-- Figure dataset records --
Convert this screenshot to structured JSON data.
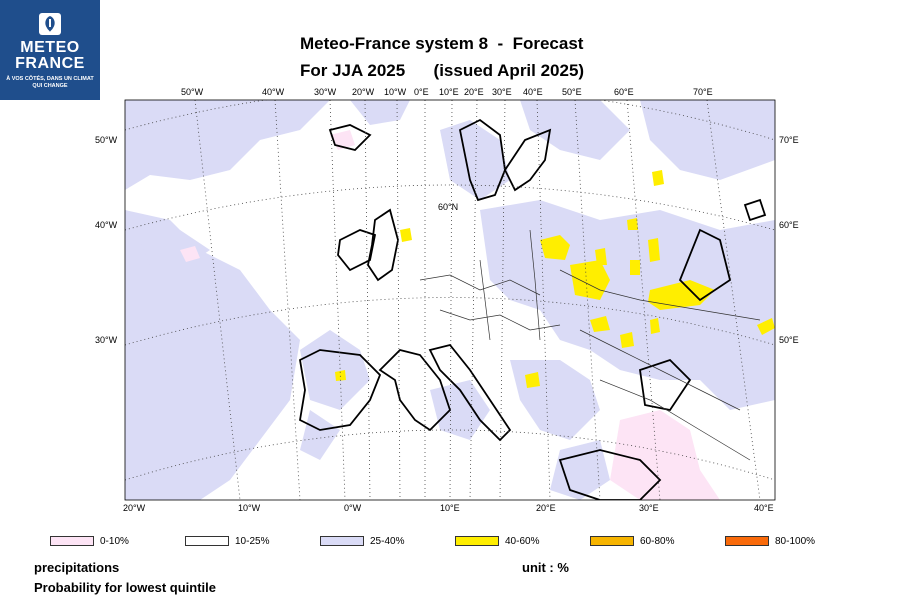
{
  "logo": {
    "line1": "METEO",
    "line2": "FRANCE",
    "tagline": "À VOS CÔTÉS, DANS UN CLIMAT QUI CHANGE"
  },
  "title": {
    "line1": "Meteo-France system 8  -  Forecast",
    "line2": "For JJA 2025      (issued April 2025)"
  },
  "map": {
    "top_lon_labels": [
      "50°W",
      "40°W",
      "30°W",
      "20°W",
      "10°W",
      "0°E",
      "10°E",
      "20°E",
      "30°E",
      "40°E",
      "50°E",
      "60°E",
      "70°E"
    ],
    "bottom_lon_labels": [
      "20°W",
      "10°W",
      "0°W",
      "10°E",
      "20°E",
      "30°E",
      "40°E"
    ],
    "left_labels": [
      "50°W",
      "40°W",
      "30°W"
    ],
    "right_labels": [
      "70°E",
      "60°E",
      "50°E"
    ],
    "inner_label": "60°N"
  },
  "legend": [
    {
      "label": "0-10%",
      "color": "#fde4f5"
    },
    {
      "label": "10-25%",
      "color": "#ffffff"
    },
    {
      "label": "25-40%",
      "color": "#dadbf6"
    },
    {
      "label": "40-60%",
      "color": "#ffee00"
    },
    {
      "label": "60-80%",
      "color": "#f6b400"
    },
    {
      "label": "80-100%",
      "color": "#f96a0a"
    }
  ],
  "footer": {
    "variable": "precipitations",
    "description": "Probability for lowest quintile",
    "unit": "unit : %"
  }
}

-- Prompt --
Give every line above again exactly, with no pictures.

-- Solved problem --
Convert this screenshot to structured JSON data.
{
  "logo": {
    "line1": "METEO",
    "line2": "FRANCE",
    "tagline": "À VOS CÔTÉS, DANS UN CLIMAT QUI CHANGE"
  },
  "title": {
    "line1": "Meteo-France system 8  -  Forecast",
    "line2": "For JJA 2025      (issued April 2025)"
  },
  "map": {
    "top_lon_labels": [
      "50°W",
      "40°W",
      "30°W",
      "20°W",
      "10°W",
      "0°E",
      "10°E",
      "20°E",
      "30°E",
      "40°E",
      "50°E",
      "60°E",
      "70°E"
    ],
    "bottom_lon_labels": [
      "20°W",
      "10°W",
      "0°W",
      "10°E",
      "20°E",
      "30°E",
      "40°E"
    ],
    "left_labels": [
      "50°W",
      "40°W",
      "30°W"
    ],
    "right_labels": [
      "70°E",
      "60°E",
      "50°E"
    ],
    "inner_label": "60°N"
  },
  "legend": [
    {
      "label": "0-10%",
      "color": "#fde4f5"
    },
    {
      "label": "10-25%",
      "color": "#ffffff"
    },
    {
      "label": "25-40%",
      "color": "#dadbf6"
    },
    {
      "label": "40-60%",
      "color": "#ffee00"
    },
    {
      "label": "60-80%",
      "color": "#f6b400"
    },
    {
      "label": "80-100%",
      "color": "#f96a0a"
    }
  ],
  "footer": {
    "variable": "precipitations",
    "description": "Probability for lowest quintile",
    "unit": "unit : %"
  }
}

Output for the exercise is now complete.